Stored items

++++

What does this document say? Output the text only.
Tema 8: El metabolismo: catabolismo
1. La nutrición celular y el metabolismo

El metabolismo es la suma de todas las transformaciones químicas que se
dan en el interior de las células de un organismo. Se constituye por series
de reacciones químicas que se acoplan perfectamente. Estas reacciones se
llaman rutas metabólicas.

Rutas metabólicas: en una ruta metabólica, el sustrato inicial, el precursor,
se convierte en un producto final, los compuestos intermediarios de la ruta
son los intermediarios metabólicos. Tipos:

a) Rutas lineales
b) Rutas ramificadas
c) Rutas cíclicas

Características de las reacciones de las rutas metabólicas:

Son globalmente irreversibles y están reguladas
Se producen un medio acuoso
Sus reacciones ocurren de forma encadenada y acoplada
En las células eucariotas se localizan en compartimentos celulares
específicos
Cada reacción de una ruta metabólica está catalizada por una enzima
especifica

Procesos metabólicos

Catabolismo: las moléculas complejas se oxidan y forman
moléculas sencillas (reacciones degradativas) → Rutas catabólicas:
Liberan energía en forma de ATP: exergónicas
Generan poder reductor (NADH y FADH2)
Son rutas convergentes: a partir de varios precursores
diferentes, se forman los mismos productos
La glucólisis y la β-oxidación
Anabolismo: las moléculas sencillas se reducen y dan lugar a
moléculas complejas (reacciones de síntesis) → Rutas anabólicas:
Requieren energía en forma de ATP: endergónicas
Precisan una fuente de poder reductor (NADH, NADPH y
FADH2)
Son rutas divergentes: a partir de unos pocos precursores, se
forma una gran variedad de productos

++++

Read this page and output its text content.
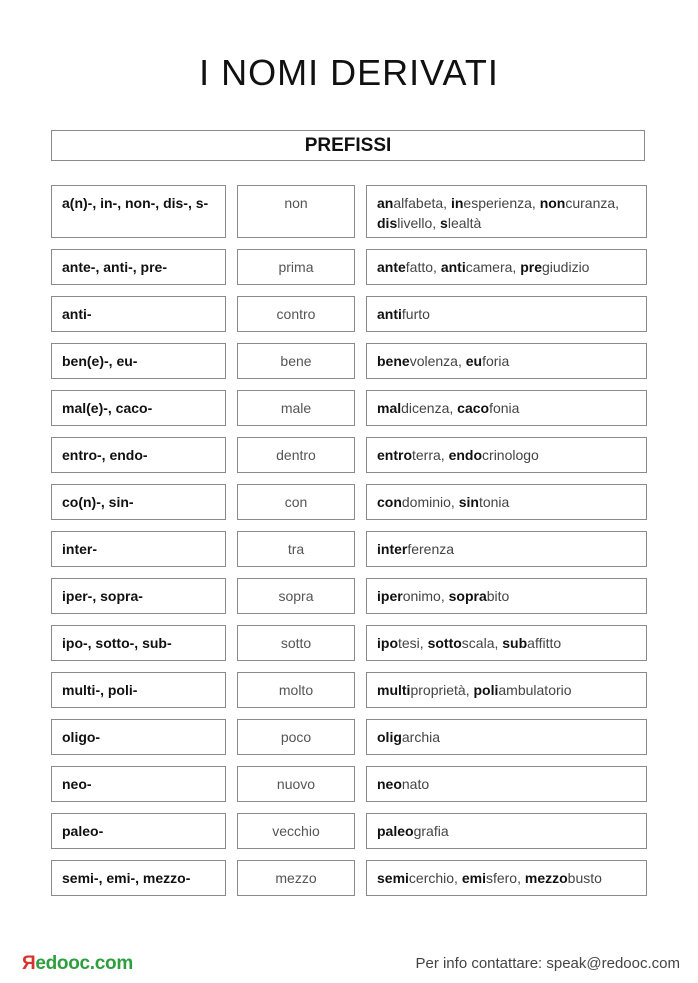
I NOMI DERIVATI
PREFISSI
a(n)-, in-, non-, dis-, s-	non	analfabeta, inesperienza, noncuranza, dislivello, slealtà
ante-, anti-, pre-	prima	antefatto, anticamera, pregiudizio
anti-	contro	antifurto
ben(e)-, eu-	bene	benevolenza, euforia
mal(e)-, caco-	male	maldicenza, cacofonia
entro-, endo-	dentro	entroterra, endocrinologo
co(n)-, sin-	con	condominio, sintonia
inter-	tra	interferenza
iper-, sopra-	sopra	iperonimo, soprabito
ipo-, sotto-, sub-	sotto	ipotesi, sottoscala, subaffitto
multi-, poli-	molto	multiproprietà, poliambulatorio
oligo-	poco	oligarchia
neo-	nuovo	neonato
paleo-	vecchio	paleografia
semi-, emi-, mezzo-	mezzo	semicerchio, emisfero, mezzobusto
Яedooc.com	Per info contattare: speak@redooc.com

++++

## To do:
Count every line above that holds the word "complejas", and state the number and nothing more.

## Output for this exercise:
2